**Reading passage:**
--- START ---

# cholelithiasis and  history of jaundice



## Mklaubauf (Apr 28, 2011)

That is the only information given to me on the charge slip.
I'm thinking 574.20 for the choleliathiasis

but what do I use for history of jaundice?

Marci


----------



## btadlock1 (Apr 28, 2011)

Mklaubauf said:


> That is the only information given to me on the charge slip.
> I'm thinking 574.20 for the choleliathiasis
> 
> but what do I use for history of jaundice?
> ...



V12.2 (Hx of endocrine, metabolic, and immunity disorders), or V12.3? (History of diseases of blood and blood-forming organs)

Kinda depends on what caused the jaundice - that's a symptom, not a disease. Sorry - I know that wasn't much help!


----------



## Mklaubauf (Apr 28, 2011)

Thank you for your help.
Marci


----------



## ohn0disaster (Apr 28, 2011)

Why are you coding off of a charge slip? You need to be coding from the doctor documentation.


----------



## btadlock1 (Apr 28, 2011)

ohn0disaster said:


> Why are you coding off of a charge slip? You need to be coding from the doctor documentation.



OMG...I need you to evr here with me, so I won't be the lone voice screaming that!


----------

--- END ---

**Dataset excerpts:**
--- START ---

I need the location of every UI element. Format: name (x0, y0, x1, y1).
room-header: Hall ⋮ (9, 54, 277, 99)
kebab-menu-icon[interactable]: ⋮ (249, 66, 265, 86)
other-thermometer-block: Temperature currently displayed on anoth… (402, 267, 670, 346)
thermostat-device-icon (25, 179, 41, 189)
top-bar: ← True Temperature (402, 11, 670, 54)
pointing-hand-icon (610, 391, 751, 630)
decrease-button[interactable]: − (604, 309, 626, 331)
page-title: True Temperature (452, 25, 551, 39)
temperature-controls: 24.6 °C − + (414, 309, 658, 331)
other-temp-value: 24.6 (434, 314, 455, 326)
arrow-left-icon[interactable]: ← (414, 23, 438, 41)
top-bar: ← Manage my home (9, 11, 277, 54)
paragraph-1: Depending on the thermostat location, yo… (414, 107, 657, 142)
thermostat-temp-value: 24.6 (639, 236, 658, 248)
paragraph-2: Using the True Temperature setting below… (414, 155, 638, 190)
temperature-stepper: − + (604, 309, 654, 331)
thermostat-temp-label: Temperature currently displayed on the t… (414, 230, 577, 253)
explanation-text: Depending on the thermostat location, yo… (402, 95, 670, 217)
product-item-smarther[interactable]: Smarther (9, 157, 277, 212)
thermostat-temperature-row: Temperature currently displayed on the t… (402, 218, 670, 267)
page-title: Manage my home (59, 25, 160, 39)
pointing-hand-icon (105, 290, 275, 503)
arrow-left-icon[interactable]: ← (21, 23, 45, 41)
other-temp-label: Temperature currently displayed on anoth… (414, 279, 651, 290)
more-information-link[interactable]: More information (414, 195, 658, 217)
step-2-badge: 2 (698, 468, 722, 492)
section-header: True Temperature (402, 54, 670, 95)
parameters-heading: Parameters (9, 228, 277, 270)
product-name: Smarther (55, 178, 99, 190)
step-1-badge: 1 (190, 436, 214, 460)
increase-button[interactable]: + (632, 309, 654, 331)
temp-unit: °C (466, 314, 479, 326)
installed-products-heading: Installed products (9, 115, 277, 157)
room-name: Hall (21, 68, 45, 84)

--- END ---

**Tasks to complete:**
- A) From the thread above on coding cholelithiasis and a history of jaundice, reproduce the passage starting at "V12.2 (Hx of" and ending at "for your help.".
- B) In the cholelithiasis and jaundice thread, what code does the first poster propose for the cholelithiasis?
- C) Recast the paragraph that begins "V12.2 (Hx of endocrine" in the cholelithiasis and jaundice thread as a list, keeping each code and what it covers.

**Results:**
- A)
V12.2 (Hx of endocrine, metabolic, and immunity disorders), or V12.3? (History of diseases of blood and blood-forming organs)

Kinda depends on what caused the jaundice - that's a symptom, not a disease. Sorry - I know that wasn't much help!


----------



## Mklaubauf (Apr 28, 2011)

Thank you for your help.

- B) 574.20

- C)
Possible codes for the history of jaundice:
- V12.2: history of endocrine, metabolic, and immunity disorders
- V12.3: history of diseases of blood and blood-forming organs